__WORK INSTRUCTIONS__
Extract the full set of records that follows, word for word.

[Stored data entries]
----------------------------------------

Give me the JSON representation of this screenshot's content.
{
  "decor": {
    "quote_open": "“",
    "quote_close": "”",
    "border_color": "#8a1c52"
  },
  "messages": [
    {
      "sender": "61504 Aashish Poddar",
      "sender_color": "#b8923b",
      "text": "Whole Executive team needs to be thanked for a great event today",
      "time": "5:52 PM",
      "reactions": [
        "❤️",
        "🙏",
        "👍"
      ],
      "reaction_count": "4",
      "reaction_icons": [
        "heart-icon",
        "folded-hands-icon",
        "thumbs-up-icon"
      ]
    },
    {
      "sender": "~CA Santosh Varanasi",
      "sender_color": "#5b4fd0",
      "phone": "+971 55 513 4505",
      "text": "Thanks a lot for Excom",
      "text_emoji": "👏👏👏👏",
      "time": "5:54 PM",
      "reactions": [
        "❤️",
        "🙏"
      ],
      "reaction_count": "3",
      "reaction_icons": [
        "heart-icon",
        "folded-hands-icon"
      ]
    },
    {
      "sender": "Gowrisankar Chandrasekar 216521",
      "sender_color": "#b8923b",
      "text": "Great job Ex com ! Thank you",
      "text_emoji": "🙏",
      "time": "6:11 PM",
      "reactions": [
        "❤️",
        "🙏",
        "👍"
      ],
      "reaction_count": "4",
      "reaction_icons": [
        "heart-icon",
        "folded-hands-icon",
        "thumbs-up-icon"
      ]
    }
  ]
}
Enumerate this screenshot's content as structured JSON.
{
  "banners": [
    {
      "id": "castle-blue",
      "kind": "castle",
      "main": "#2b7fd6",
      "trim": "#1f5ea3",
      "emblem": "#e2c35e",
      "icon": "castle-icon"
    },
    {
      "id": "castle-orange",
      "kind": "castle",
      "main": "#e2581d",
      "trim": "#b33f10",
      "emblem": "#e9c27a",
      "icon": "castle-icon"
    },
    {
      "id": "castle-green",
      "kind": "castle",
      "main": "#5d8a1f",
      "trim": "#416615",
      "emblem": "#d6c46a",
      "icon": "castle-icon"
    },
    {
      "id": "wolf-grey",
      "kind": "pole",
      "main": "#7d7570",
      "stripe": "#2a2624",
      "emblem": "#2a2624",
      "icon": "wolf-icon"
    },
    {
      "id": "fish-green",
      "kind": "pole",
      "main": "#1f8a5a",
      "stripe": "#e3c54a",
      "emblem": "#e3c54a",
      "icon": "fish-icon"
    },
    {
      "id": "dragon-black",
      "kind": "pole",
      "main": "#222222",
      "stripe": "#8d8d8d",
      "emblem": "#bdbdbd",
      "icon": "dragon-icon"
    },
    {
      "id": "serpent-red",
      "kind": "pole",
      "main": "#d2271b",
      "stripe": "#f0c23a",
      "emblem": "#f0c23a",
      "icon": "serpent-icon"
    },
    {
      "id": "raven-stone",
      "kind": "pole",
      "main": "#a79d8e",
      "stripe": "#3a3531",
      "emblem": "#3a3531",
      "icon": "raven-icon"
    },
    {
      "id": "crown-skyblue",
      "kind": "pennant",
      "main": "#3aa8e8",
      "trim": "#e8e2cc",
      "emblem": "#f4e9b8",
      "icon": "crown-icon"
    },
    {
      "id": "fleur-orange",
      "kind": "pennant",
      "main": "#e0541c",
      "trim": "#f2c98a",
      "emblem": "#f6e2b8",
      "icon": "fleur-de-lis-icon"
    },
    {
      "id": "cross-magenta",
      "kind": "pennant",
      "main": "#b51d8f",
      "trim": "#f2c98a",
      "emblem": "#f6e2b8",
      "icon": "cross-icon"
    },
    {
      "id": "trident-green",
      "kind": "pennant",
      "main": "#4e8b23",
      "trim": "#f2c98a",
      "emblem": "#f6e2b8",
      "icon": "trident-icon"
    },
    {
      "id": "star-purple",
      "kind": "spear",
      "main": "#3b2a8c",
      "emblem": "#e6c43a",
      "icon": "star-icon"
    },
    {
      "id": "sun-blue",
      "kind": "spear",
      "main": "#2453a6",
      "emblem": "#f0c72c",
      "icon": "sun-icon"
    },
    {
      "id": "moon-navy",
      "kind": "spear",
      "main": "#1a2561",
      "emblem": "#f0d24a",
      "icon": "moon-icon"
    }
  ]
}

----------------------------------------

__COMPLETED TASK__
Give me the JSON representation of this screenshot's content.
{
  "decor": {
    "quote_open": "“",
    "quote_close": "”",
    "border_color": "#8a1c52"
  },
  "messages": [
    {
      "sender": "61504 Aashish Poddar",
      "sender_color": "#b8923b",
      "text": "Whole Executive team needs to be thanked for a great event today",
      "time": "5:52 PM",
      "reactions": [
        "❤️",
        "🙏",
        "👍"
      ],
      "reaction_count": "4",
      "reaction_icons": [
        "heart-icon",
        "folded-hands-icon",
        "thumbs-up-icon"
      ]
    },
    {
      "sender": "~CA Santosh Varanasi",
      "sender_color": "#5b4fd0",
      "phone": "+971 55 513 4505",
      "text": "Thanks a lot for Excom",
      "text_emoji": "👏👏👏👏",
      "time": "5:54 PM",
      "reactions": [
        "❤️",
        "🙏"
      ],
      "reaction_count": "3",
      "reaction_icons": [
        "heart-icon",
        "folded-hands-icon"
      ]
    },
    {
      "sender": "Gowrisankar Chandrasekar 216521",
      "sender_color": "#b8923b",
      "text": "Great job Ex com ! Thank you",
      "text_emoji": "🙏",
      "time": "6:11 PM",
      "reactions": [
        "❤️",
        "🙏",
        "👍"
      ],
      "reaction_count": "4",
      "reaction_icons": [
        "heart-icon",
        "folded-hands-icon",
        "thumbs-up-icon"
      ]
    }
  ]
}
Enumerate this screenshot's content as structured JSON.
{
  "banners": [
    {
      "id": "castle-blue",
      "kind": "castle",
      "main": "#2b7fd6",
      "trim": "#1f5ea3",
      "emblem": "#e2c35e",
      "icon": "castle-icon"
    },
    {
      "id": "castle-orange",
      "kind": "castle",
      "main": "#e2581d",
      "trim": "#b33f10",
      "emblem": "#e9c27a",
      "icon": "castle-icon"
    },
    {
      "id": "castle-green",
      "kind": "castle",
      "main": "#5d8a1f",
      "trim": "#416615",
      "emblem": "#d6c46a",
      "icon": "castle-icon"
    },
    {
      "id": "wolf-grey",
      "kind": "pole",
      "main": "#7d7570",
      "stripe": "#2a2624",
      "emblem": "#2a2624",
      "icon": "wolf-icon"
    },
    {
      "id": "fish-green",
      "kind": "pole",
      "main": "#1f8a5a",
      "stripe": "#e3c54a",
      "emblem": "#e3c54a",
      "icon": "fish-icon"
    },
    {
      "id": "dragon-black",
      "kind": "pole",
      "main": "#222222",
      "stripe": "#8d8d8d",
      "emblem": "#bdbdbd",
      "icon": "dragon-icon"
    },
    {
      "id": "serpent-red",
      "kind": "pole",
      "main": "#d2271b",
      "stripe": "#f0c23a",
      "emblem": "#f0c23a",
      "icon": "serpent-icon"
    },
    {
      "id": "raven-stone",
      "kind": "pole",
      "main": "#a79d8e",
      "stripe": "#3a3531",
      "emblem": "#3a3531",
      "icon": "raven-icon"
    },
    {
      "id": "crown-skyblue",
      "kind": "pennant",
      "main": "#3aa8e8",
      "trim": "#e8e2cc",
      "emblem": "#f4e9b8",
      "icon": "crown-icon"
    },
    {
      "id": "fleur-orange",
      "kind": "pennant",
      "main": "#e0541c",
      "trim": "#f2c98a",
      "emblem": "#f6e2b8",
      "icon": "fleur-de-lis-icon"
    },
    {
      "id": "cross-magenta",
      "kind": "pennant",
      "main": "#b51d8f",
      "trim": "#f2c98a",
      "emblem": "#f6e2b8",
      "icon": "cross-icon"
    },
    {
      "id": "trident-green",
      "kind": "pennant",
      "main": "#4e8b23",
      "trim": "#f2c98a",
      "emblem": "#f6e2b8",
      "icon": "trident-icon"
    },
    {
      "id": "star-purple",
      "kind": "spear",
      "main": "#3b2a8c",
      "emblem": "#e6c43a",
      "icon": "star-icon"
    },
    {
      "id": "sun-blue",
      "kind": "spear",
      "main": "#2453a6",
      "emblem": "#f0c72c",
      "icon": "sun-icon"
    },
    {
      "id": "moon-navy",
      "kind": "spear",
      "main": "#1a2561",
      "emblem": "#f0d24a",
      "icon": "moon-icon"
    }
  ]
}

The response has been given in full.